Input for this task
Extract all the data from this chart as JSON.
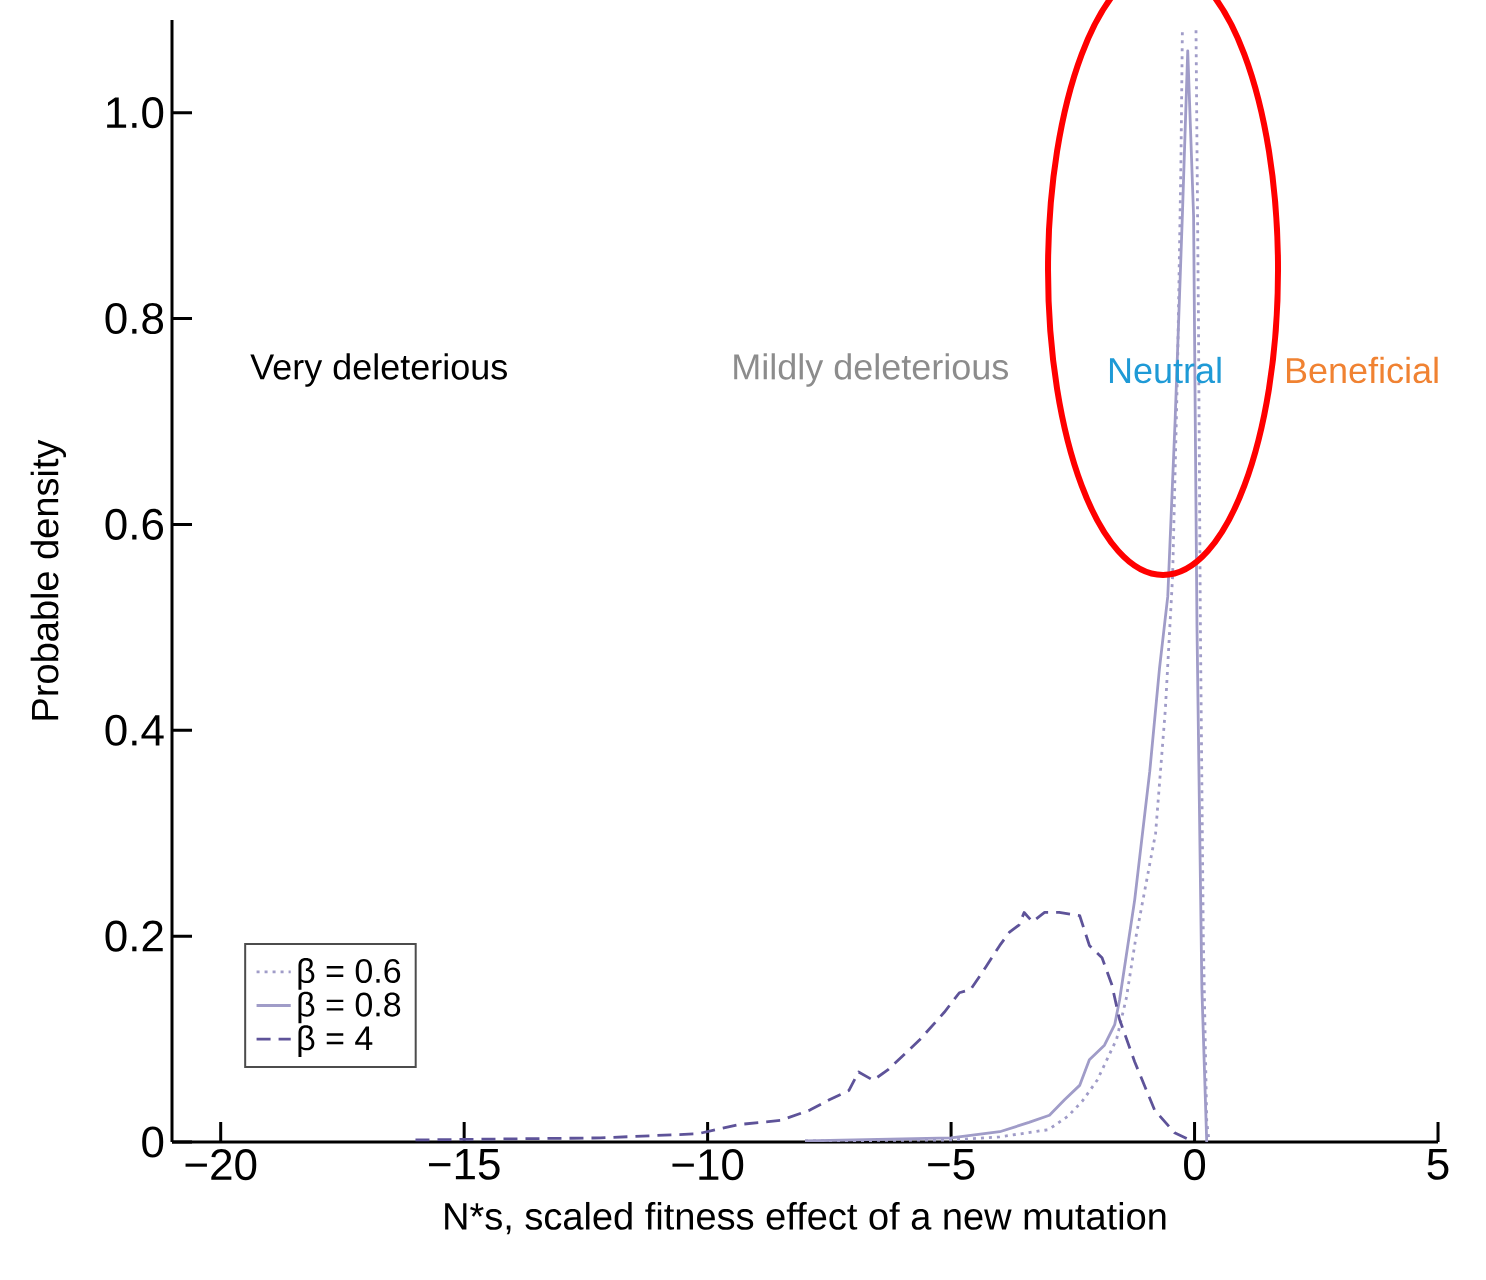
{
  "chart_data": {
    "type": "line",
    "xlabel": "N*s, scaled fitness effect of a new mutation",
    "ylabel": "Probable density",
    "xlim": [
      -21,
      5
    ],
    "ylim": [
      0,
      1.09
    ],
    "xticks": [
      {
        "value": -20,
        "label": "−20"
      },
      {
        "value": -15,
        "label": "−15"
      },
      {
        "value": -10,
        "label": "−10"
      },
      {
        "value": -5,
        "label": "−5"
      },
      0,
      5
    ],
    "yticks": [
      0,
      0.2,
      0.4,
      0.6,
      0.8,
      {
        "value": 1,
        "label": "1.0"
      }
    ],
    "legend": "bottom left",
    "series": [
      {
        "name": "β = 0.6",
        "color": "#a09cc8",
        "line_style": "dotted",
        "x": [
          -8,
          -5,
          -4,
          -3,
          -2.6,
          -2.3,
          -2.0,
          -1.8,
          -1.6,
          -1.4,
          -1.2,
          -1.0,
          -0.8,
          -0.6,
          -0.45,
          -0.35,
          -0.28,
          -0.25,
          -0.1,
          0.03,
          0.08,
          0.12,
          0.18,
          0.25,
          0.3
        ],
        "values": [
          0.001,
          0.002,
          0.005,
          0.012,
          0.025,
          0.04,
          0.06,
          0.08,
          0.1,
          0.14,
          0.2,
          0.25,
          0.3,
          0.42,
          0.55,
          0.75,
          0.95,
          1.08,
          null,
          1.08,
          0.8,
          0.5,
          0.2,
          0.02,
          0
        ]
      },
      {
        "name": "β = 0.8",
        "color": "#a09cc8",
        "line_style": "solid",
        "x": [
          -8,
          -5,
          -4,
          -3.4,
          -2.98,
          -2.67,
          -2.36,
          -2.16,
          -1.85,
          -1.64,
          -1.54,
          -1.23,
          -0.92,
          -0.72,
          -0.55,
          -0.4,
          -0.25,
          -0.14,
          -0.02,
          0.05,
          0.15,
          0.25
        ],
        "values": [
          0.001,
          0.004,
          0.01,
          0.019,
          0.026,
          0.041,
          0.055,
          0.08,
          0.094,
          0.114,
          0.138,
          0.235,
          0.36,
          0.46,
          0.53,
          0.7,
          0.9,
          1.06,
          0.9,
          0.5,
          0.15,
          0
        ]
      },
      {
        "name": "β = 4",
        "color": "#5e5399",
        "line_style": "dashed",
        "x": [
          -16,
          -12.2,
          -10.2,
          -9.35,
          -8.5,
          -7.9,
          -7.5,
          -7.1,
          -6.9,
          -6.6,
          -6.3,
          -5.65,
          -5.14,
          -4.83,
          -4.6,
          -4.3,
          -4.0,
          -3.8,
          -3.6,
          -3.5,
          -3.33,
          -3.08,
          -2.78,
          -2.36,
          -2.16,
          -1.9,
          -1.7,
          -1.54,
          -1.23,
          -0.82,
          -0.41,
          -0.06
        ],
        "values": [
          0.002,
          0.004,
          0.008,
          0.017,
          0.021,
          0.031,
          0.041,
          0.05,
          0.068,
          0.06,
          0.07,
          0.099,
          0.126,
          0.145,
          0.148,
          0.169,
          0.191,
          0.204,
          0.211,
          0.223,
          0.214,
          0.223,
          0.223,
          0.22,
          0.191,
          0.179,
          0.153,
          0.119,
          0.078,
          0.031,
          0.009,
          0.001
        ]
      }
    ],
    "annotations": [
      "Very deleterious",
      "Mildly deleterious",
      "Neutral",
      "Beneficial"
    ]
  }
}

---

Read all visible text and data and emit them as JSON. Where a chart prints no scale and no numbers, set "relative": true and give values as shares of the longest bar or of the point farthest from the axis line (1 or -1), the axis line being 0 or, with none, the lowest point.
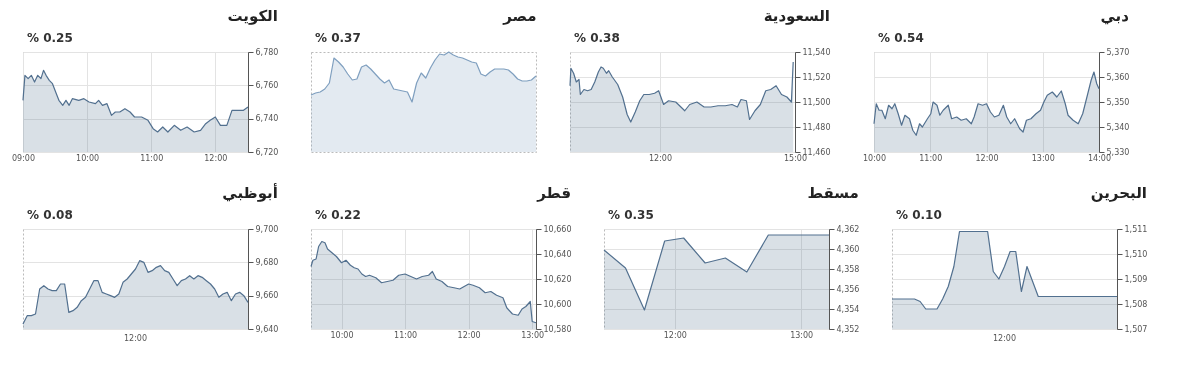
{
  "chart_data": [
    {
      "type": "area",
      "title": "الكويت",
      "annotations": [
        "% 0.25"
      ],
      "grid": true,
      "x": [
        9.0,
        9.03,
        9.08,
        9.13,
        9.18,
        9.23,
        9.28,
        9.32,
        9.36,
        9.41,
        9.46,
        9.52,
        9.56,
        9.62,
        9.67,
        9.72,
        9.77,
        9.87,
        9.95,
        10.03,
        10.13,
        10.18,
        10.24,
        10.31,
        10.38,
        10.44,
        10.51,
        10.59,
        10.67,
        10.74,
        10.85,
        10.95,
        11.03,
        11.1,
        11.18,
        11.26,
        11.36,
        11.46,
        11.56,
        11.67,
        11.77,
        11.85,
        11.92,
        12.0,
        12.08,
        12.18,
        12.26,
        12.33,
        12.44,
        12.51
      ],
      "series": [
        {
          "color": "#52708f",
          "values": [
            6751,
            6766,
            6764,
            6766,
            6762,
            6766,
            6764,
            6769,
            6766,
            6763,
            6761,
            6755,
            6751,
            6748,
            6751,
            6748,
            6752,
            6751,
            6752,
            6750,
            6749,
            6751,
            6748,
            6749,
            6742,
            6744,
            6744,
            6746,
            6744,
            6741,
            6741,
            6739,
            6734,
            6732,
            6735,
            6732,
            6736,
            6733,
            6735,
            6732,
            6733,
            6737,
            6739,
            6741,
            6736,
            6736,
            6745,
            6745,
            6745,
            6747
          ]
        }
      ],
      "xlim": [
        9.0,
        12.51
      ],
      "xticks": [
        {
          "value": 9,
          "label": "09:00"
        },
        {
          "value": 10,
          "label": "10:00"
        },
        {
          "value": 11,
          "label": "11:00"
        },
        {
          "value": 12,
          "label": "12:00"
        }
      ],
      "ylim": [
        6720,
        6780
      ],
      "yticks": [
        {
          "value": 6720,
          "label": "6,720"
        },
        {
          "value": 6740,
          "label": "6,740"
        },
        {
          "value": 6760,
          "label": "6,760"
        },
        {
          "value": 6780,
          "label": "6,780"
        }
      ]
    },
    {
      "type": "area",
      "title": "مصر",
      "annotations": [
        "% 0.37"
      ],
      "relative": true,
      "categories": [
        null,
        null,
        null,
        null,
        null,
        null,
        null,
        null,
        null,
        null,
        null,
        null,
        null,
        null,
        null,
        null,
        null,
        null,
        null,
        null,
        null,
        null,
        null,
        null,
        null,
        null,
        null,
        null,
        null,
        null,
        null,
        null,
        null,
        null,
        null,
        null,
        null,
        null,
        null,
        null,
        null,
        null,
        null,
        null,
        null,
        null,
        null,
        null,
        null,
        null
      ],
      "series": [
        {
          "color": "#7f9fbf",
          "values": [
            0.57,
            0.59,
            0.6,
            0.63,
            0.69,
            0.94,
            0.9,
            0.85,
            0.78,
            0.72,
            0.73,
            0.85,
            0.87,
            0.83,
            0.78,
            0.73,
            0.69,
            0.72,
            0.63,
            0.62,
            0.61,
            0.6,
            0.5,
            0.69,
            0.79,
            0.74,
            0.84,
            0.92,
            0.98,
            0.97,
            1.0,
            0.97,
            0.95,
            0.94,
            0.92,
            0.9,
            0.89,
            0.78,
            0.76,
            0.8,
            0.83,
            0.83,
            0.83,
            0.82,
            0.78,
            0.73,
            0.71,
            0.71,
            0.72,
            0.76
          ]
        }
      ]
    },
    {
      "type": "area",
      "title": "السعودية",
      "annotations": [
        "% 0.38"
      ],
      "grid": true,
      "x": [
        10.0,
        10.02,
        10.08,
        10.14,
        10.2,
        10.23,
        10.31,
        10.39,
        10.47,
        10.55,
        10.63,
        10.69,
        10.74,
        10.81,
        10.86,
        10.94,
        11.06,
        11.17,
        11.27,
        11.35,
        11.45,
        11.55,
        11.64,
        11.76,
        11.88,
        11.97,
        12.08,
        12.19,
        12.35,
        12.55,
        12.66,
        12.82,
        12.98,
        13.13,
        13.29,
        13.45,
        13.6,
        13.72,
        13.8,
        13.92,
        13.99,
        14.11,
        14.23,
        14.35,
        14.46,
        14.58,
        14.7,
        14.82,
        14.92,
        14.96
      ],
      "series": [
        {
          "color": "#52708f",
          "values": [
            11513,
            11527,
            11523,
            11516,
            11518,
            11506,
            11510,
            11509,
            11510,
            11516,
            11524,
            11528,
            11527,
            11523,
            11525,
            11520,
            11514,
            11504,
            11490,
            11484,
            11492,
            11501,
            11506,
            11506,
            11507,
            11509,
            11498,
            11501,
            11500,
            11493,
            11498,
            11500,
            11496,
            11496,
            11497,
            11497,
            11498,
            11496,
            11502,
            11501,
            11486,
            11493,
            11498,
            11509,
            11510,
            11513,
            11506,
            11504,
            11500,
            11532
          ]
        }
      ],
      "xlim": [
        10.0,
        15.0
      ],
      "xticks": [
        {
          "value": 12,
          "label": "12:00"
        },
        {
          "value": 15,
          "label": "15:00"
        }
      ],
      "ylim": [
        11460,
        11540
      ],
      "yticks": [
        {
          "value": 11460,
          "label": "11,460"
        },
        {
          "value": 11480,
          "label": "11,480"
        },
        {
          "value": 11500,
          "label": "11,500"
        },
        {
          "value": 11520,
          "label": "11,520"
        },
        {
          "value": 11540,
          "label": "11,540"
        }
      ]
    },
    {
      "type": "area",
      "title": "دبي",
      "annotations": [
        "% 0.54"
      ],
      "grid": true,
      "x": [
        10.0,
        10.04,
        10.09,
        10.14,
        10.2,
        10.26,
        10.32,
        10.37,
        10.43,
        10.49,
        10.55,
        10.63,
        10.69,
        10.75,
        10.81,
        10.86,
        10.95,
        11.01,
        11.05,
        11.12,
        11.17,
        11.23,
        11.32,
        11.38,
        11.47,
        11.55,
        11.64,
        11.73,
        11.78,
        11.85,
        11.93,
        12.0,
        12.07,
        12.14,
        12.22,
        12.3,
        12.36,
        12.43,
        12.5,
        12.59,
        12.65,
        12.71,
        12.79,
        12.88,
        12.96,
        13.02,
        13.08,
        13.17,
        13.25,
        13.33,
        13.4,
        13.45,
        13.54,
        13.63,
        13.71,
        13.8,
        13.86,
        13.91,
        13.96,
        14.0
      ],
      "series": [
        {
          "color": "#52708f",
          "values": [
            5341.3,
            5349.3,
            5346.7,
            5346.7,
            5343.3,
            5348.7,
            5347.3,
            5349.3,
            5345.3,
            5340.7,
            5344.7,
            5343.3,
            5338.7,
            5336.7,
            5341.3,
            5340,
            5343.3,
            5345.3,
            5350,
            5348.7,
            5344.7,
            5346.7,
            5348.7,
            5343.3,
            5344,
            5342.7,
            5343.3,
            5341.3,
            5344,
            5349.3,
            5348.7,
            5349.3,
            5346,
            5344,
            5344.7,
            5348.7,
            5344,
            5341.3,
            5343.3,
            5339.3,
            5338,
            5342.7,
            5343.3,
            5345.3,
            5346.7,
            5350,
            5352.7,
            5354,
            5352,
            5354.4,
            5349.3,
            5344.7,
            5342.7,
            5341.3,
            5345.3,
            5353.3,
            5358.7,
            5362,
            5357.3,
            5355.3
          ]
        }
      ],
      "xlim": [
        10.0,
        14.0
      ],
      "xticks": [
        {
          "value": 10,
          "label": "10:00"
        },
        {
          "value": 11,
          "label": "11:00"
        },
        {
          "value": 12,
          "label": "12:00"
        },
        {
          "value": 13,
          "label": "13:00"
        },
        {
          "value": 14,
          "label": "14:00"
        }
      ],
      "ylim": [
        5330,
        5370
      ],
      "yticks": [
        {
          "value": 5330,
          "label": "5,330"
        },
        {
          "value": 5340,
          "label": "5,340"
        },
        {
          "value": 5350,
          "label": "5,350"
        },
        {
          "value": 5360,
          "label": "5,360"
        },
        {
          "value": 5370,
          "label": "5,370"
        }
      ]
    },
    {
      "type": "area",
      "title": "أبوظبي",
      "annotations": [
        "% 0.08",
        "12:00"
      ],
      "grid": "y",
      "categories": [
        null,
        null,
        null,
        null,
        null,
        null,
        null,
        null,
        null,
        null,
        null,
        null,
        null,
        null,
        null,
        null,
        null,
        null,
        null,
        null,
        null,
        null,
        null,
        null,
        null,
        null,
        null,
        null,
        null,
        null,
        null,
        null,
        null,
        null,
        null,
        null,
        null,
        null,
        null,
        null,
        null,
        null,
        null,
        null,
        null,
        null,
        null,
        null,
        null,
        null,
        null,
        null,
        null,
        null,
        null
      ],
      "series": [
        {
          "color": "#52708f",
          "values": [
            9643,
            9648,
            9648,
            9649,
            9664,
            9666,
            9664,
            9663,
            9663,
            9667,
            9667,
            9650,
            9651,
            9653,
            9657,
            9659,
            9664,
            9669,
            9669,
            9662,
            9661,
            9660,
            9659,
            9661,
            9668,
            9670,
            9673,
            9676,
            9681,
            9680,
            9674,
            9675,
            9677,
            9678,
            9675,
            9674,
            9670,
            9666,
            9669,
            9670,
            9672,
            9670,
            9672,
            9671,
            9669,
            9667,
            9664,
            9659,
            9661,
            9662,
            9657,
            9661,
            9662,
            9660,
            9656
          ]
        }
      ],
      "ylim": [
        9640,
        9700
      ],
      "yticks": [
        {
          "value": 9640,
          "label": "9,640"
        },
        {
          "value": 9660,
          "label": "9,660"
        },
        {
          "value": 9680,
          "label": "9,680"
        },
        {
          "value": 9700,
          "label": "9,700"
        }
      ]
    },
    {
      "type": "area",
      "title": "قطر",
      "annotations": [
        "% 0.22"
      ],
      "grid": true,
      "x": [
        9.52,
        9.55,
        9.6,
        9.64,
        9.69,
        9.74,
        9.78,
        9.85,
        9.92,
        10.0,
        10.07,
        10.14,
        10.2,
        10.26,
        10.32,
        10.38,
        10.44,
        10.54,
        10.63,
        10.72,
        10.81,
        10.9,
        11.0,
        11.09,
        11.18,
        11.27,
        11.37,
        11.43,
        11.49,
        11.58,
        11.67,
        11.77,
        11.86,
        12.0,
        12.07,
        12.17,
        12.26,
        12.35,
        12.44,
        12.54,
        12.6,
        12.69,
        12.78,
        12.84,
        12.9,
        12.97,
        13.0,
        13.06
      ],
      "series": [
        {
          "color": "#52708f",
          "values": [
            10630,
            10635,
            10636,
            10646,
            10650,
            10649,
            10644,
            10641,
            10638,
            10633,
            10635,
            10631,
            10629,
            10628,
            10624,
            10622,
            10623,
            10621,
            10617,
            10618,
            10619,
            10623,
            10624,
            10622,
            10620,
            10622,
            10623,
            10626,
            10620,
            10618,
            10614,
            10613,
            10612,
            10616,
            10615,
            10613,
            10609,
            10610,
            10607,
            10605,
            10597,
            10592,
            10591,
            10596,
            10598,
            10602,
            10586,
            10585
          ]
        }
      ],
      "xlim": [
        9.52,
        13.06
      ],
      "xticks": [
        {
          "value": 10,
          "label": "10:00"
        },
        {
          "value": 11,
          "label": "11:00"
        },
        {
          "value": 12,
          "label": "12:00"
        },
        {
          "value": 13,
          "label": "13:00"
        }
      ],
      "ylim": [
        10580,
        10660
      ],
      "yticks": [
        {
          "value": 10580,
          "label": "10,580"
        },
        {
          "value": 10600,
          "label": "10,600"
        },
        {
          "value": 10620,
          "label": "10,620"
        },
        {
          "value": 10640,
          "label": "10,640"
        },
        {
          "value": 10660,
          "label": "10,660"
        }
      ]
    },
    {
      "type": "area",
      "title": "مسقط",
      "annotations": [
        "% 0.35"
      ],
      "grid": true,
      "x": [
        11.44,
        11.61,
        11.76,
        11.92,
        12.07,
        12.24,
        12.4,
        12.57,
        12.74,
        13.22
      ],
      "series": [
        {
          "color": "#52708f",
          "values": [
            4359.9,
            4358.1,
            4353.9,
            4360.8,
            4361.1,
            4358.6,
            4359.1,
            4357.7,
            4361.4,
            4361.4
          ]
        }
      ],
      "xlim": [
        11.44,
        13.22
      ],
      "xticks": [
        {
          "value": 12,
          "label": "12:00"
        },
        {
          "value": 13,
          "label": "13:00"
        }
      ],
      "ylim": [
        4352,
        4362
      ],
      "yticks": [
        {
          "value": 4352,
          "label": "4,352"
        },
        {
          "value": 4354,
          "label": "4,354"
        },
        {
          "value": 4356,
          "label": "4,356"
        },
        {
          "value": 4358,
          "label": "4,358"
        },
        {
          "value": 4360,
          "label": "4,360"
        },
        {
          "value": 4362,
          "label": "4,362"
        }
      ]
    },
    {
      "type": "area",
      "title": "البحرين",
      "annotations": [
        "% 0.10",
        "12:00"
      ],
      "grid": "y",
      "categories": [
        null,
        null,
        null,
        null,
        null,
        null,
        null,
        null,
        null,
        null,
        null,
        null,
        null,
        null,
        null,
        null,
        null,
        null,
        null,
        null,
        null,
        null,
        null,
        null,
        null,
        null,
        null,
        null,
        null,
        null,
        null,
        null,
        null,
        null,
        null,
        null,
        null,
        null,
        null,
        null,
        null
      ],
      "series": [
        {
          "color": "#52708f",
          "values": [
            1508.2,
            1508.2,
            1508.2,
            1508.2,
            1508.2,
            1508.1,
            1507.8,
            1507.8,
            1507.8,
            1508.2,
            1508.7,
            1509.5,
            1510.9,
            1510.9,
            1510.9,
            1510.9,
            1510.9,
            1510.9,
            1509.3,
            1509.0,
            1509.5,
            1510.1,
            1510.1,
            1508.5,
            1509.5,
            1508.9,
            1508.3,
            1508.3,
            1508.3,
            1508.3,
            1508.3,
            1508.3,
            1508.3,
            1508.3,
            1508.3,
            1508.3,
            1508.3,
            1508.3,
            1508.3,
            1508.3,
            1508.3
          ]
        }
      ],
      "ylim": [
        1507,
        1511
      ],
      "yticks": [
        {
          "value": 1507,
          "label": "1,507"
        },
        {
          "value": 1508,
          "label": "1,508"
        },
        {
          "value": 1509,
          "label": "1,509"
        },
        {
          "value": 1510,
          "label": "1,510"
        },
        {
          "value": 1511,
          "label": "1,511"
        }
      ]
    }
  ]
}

Written task
Report only the number of lines in the data above that contain "relative".

Result of this exercise
2